**Required task**:
Reproduce each record below exactly as written.

(Records about charts and figures)
:::::
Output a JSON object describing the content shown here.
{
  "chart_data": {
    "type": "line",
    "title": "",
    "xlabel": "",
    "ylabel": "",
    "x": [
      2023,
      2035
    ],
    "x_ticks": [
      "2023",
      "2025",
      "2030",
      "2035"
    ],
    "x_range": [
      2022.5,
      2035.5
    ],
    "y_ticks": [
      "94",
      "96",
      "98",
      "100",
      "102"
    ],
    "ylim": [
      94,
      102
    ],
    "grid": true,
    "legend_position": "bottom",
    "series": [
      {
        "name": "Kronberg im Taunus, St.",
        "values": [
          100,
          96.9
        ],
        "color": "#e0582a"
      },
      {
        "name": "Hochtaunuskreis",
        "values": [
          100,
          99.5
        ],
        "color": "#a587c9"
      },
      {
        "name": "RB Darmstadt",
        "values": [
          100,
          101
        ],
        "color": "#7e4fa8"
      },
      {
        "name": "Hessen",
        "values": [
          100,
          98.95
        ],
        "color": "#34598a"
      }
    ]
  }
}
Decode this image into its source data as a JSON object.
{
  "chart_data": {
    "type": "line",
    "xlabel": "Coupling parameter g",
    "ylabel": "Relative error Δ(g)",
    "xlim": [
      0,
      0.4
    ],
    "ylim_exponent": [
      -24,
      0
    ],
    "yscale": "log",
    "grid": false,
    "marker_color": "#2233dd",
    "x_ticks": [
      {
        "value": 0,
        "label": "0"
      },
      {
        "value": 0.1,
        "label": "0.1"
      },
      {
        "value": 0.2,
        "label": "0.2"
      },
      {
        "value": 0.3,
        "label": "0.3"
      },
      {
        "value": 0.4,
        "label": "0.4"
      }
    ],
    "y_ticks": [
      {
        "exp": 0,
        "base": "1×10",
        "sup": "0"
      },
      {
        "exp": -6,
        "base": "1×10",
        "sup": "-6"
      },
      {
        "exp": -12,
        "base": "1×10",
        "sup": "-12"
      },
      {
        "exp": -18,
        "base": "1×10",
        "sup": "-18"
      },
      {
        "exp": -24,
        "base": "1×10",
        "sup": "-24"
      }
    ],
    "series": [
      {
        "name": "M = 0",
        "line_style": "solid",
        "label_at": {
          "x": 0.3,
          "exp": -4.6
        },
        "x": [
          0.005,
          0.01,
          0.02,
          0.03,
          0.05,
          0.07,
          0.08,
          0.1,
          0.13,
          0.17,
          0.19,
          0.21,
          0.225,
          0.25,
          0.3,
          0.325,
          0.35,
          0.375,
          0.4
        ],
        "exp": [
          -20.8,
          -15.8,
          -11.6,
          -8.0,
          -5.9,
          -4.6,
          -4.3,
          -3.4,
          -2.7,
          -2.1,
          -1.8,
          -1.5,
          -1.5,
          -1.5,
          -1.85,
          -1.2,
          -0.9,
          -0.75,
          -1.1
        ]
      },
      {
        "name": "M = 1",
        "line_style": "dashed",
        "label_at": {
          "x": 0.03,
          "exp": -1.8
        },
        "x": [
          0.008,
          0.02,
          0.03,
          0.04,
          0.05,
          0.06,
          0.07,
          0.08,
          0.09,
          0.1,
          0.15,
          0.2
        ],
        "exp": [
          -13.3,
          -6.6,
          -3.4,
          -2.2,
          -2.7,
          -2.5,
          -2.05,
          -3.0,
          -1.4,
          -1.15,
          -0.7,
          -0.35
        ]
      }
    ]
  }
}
:::::
**Solution**:
Output a JSON object describing the content shown here.
{
  "chart_data": {
    "type": "line",
    "title": "",
    "xlabel": "",
    "ylabel": "",
    "x": [
      2023,
      2035
    ],
    "x_ticks": [
      "2023",
      "2025",
      "2030",
      "2035"
    ],
    "x_range": [
      2022.5,
      2035.5
    ],
    "y_ticks": [
      "94",
      "96",
      "98",
      "100",
      "102"
    ],
    "ylim": [
      94,
      102
    ],
    "grid": true,
    "legend_position": "bottom",
    "series": [
      {
        "name": "Kronberg im Taunus, St.",
        "values": [
          100,
          96.9
        ],
        "color": "#e0582a"
      },
      {
        "name": "Hochtaunuskreis",
        "values": [
          100,
          99.5
        ],
        "color": "#a587c9"
      },
      {
        "name": "RB Darmstadt",
        "values": [
          100,
          101
        ],
        "color": "#7e4fa8"
      },
      {
        "name": "Hessen",
        "values": [
          100,
          98.95
        ],
        "color": "#34598a"
      }
    ]
  }
}
Decode this image into its source data as a JSON object.
{
  "chart_data": {
    "type": "line",
    "xlabel": "Coupling parameter g",
    "ylabel": "Relative error Δ(g)",
    "xlim": [
      0,
      0.4
    ],
    "ylim_exponent": [
      -24,
      0
    ],
    "yscale": "log",
    "grid": false,
    "marker_color": "#2233dd",
    "x_ticks": [
      {
        "value": 0,
        "label": "0"
      },
      {
        "value": 0.1,
        "label": "0.1"
      },
      {
        "value": 0.2,
        "label": "0.2"
      },
      {
        "value": 0.3,
        "label": "0.3"
      },
      {
        "value": 0.4,
        "label": "0.4"
      }
    ],
    "y_ticks": [
      {
        "exp": 0,
        "base": "1×10",
        "sup": "0"
      },
      {
        "exp": -6,
        "base": "1×10",
        "sup": "-6"
      },
      {
        "exp": -12,
        "base": "1×10",
        "sup": "-12"
      },
      {
        "exp": -18,
        "base": "1×10",
        "sup": "-18"
      },
      {
        "exp": -24,
        "base": "1×10",
        "sup": "-24"
      }
    ],
    "series": [
      {
        "name": "M = 0",
        "line_style": "solid",
        "label_at": {
          "x": 0.3,
          "exp": -4.6
        },
        "x": [
          0.005,
          0.01,
          0.02,
          0.03,
          0.05,
          0.07,
          0.08,
          0.1,
          0.13,
          0.17,
          0.19,
          0.21,
          0.225,
          0.25,
          0.3,
          0.325,
          0.35,
          0.375,
          0.4
        ],
        "exp": [
          -20.8,
          -15.8,
          -11.6,
          -8.0,
          -5.9,
          -4.6,
          -4.3,
          -3.4,
          -2.7,
          -2.1,
          -1.8,
          -1.5,
          -1.5,
          -1.5,
          -1.85,
          -1.2,
          -0.9,
          -0.75,
          -1.1
        ]
      },
      {
        "name": "M = 1",
        "line_style": "dashed",
        "label_at": {
          "x": 0.03,
          "exp": -1.8
        },
        "x": [
          0.008,
          0.02,
          0.03,
          0.04,
          0.05,
          0.06,
          0.07,
          0.08,
          0.09,
          0.1,
          0.15,
          0.2
        ],
        "exp": [
          -13.3,
          -6.6,
          -3.4,
          -2.2,
          -2.7,
          -2.5,
          -2.05,
          -3.0,
          -1.4,
          -1.15,
          -0.7,
          -0.35
        ]
      }
    ]
  }
}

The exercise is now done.